**** Source material

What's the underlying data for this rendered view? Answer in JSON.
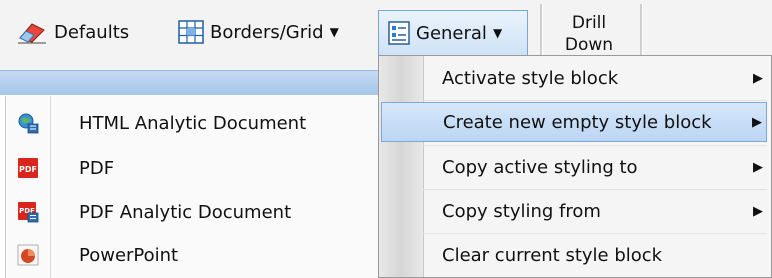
{
  "toolbar": {
    "defaults_label": "Defaults",
    "borders_label": "Borders/Grid",
    "general_label": "General",
    "drill_label_line1": "Drill",
    "drill_label_line2": "Down",
    "dropdown_arrow": "▼"
  },
  "output_formats": [
    {
      "label": "HTML Analytic Document",
      "icon": "html-analytic-icon"
    },
    {
      "label": "PDF",
      "icon": "pdf-icon"
    },
    {
      "label": "PDF Analytic Document",
      "icon": "pdf-analytic-icon"
    },
    {
      "label": "PowerPoint",
      "icon": "powerpoint-icon"
    }
  ],
  "general_menu": {
    "items": [
      {
        "label": "Activate style block",
        "submenu": true
      },
      {
        "label": "Create new empty style block",
        "submenu": true,
        "highlighted": true
      },
      {
        "label": "Copy active styling to",
        "submenu": true
      },
      {
        "label": "Copy styling from",
        "submenu": true
      },
      {
        "label": "Clear current style block",
        "submenu": false
      }
    ],
    "submenu_arrow": "▶"
  },
  "colors": {
    "highlight": "#bcd6f4",
    "band": "#b4cff0",
    "pdf_red": "#d9261c"
  }
}
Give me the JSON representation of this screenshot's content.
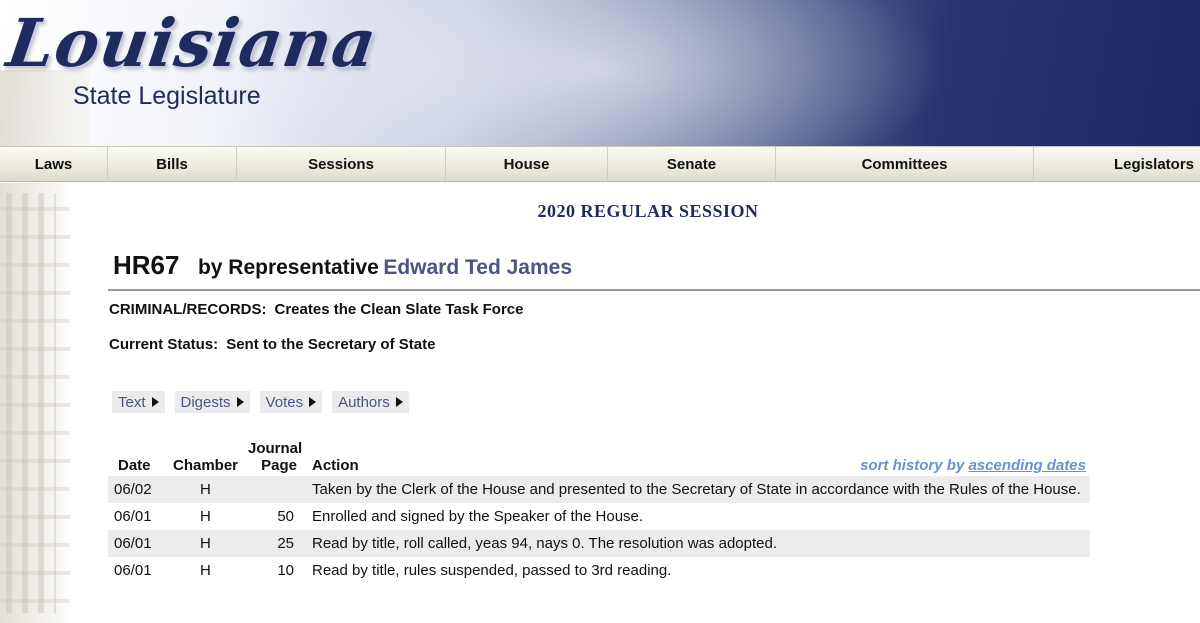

********

• **Objective**: Set the data above down again exactly as given, with no pictures.

• **Task solution**:
What's the underlying data for this rendered view? Answer in JSON.
{
  "toolbar": {
    "defaults_label": "Defaults",
    "borders_label": "Borders/Grid",
    "general_label": "General",
    "drill_label_line1": "Drill",
    "drill_label_line2": "Down",
    "dropdown_arrow": "▼"
  },
  "output_formats": [
    {
      "label": "HTML Analytic Document",
      "icon": "html-analytic-icon"
    },
    {
      "label": "PDF",
      "icon": "pdf-icon"
    },
    {
      "label": "PDF Analytic Document",
      "icon": "pdf-analytic-icon"
    },
    {
      "label": "PowerPoint",
      "icon": "powerpoint-icon"
    }
  ],
  "general_menu": {
    "items": [
      {
        "label": "Activate style block",
        "submenu": true
      },
      {
        "label": "Create new empty style block",
        "submenu": true,
        "highlighted": true
      },
      {
        "label": "Copy active styling to",
        "submenu": true
      },
      {
        "label": "Copy styling from",
        "submenu": true
      },
      {
        "label": "Clear current style block",
        "submenu": false
      }
    ],
    "submenu_arrow": "▶"
  },
  "colors": {
    "highlight": "#bcd6f4",
    "band": "#b4cff0",
    "pdf_red": "#d9261c"
  }
}
Give me the JSON representation of this screenshot's content.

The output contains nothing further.